◆ **Task directions**: Work out how many lines in the listing below include the word "JSON". Give nothing but the number.

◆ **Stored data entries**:

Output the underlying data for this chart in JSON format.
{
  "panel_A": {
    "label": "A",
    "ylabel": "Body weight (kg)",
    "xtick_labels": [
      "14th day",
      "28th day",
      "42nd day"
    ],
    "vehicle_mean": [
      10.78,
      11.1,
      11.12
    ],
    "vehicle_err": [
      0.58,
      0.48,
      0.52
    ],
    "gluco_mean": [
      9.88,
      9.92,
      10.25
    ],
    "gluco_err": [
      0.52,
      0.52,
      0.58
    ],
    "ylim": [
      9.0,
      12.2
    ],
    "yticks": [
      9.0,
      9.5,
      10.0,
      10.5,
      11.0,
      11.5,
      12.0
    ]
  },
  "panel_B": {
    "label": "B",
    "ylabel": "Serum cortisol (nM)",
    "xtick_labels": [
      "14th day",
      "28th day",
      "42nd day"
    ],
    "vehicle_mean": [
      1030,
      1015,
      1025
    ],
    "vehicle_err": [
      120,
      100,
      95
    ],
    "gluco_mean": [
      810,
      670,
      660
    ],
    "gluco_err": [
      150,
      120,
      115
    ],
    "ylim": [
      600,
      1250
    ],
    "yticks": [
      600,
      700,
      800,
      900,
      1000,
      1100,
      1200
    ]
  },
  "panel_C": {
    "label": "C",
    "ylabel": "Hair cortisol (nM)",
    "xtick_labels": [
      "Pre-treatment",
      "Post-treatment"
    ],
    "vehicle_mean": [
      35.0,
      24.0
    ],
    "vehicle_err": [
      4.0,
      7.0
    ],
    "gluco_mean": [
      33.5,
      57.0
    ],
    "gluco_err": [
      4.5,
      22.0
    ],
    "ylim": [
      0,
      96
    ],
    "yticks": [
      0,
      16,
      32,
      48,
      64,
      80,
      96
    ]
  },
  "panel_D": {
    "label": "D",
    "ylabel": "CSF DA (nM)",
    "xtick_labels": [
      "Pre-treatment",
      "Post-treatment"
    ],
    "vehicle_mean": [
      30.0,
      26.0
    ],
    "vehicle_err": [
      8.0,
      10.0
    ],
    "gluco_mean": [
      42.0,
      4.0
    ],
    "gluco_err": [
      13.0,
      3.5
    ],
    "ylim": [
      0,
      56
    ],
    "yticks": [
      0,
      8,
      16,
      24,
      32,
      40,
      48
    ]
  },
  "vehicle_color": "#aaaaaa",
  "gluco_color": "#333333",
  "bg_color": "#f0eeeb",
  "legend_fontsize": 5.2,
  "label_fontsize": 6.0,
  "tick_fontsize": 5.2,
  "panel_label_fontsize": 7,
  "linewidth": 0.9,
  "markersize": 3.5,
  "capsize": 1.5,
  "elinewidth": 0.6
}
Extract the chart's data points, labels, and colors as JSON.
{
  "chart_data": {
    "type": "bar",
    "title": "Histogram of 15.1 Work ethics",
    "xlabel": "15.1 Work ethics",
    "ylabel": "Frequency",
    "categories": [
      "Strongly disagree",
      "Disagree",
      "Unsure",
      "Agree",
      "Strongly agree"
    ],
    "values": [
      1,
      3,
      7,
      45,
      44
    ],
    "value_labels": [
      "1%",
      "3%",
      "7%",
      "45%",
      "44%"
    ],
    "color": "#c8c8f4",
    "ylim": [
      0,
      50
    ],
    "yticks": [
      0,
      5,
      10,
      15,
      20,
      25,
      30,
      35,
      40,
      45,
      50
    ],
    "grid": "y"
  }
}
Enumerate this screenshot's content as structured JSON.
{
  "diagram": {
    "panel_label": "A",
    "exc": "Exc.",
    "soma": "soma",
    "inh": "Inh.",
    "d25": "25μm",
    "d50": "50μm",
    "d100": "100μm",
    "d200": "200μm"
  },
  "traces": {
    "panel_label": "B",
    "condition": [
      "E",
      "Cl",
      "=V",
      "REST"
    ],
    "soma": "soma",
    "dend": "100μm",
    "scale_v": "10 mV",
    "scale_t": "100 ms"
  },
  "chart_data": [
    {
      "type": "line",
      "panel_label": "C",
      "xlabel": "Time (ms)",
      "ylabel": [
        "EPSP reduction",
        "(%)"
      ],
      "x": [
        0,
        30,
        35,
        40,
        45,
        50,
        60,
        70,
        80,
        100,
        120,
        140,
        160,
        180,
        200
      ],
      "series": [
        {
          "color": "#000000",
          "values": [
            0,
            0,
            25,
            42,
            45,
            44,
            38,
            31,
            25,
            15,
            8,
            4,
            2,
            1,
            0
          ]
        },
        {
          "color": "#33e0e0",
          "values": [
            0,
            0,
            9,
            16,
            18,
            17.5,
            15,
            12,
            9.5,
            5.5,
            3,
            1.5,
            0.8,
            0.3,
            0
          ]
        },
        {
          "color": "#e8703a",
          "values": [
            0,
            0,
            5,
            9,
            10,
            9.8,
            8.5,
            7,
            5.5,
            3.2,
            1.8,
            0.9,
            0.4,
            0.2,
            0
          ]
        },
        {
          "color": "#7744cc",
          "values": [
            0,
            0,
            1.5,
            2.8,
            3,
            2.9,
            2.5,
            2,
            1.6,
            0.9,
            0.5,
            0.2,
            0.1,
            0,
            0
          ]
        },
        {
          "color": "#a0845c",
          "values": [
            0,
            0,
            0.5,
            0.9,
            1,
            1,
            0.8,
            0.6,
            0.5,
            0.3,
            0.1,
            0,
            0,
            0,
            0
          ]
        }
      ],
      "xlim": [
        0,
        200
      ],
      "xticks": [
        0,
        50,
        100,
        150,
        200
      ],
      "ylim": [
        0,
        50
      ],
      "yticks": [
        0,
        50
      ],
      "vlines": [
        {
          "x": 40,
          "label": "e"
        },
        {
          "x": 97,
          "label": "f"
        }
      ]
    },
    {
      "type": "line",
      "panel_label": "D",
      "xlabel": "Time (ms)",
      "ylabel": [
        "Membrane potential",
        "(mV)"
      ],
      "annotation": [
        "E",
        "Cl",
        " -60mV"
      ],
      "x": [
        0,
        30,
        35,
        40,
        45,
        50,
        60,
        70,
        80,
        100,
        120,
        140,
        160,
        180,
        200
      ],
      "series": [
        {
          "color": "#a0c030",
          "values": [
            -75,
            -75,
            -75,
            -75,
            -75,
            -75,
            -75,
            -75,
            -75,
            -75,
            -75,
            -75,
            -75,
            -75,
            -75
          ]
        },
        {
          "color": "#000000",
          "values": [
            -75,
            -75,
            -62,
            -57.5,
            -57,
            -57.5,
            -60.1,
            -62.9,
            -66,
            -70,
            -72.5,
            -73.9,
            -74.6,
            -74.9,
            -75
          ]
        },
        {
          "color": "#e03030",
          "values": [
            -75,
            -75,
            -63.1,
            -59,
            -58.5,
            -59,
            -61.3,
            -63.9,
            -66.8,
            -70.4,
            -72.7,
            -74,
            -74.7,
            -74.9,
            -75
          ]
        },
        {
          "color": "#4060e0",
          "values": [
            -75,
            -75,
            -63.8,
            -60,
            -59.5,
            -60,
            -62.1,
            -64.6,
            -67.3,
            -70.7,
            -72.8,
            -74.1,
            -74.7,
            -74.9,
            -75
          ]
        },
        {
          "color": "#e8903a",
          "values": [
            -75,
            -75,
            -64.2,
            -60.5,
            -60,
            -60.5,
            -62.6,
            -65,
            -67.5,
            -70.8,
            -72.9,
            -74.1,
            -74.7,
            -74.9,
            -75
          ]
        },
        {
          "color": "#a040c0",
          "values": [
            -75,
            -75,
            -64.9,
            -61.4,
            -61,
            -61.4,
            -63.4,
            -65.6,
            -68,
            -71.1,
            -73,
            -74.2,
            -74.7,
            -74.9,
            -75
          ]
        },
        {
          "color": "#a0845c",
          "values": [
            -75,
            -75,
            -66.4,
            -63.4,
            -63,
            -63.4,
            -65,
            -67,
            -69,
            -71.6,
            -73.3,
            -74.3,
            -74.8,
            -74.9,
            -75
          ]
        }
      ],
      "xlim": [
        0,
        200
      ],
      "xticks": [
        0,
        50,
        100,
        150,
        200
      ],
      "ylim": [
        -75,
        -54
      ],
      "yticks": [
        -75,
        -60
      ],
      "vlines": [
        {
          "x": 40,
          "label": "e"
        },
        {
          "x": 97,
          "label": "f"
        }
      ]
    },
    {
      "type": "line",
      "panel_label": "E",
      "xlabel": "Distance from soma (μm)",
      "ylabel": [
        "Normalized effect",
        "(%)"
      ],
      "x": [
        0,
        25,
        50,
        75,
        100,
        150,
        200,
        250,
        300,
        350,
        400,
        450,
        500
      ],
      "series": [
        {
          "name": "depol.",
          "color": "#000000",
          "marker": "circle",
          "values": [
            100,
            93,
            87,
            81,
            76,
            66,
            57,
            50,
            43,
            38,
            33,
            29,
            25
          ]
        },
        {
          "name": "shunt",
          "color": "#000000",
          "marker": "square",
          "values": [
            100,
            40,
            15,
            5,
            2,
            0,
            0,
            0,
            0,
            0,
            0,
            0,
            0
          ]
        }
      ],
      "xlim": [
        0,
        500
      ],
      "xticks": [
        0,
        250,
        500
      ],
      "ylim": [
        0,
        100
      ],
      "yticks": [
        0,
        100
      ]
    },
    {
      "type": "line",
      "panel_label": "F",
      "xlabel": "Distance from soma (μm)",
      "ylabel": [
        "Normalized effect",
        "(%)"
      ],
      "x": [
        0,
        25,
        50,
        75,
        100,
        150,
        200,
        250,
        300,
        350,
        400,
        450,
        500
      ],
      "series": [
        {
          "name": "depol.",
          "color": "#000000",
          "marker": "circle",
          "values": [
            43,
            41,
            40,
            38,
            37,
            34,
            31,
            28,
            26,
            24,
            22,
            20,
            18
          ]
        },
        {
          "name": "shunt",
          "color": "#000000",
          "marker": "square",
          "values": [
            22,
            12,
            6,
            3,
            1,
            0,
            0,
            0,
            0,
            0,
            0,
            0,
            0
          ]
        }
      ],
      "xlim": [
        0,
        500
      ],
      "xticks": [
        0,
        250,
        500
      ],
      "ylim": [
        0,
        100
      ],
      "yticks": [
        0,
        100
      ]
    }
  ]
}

◆ **Response for this exercise**: 3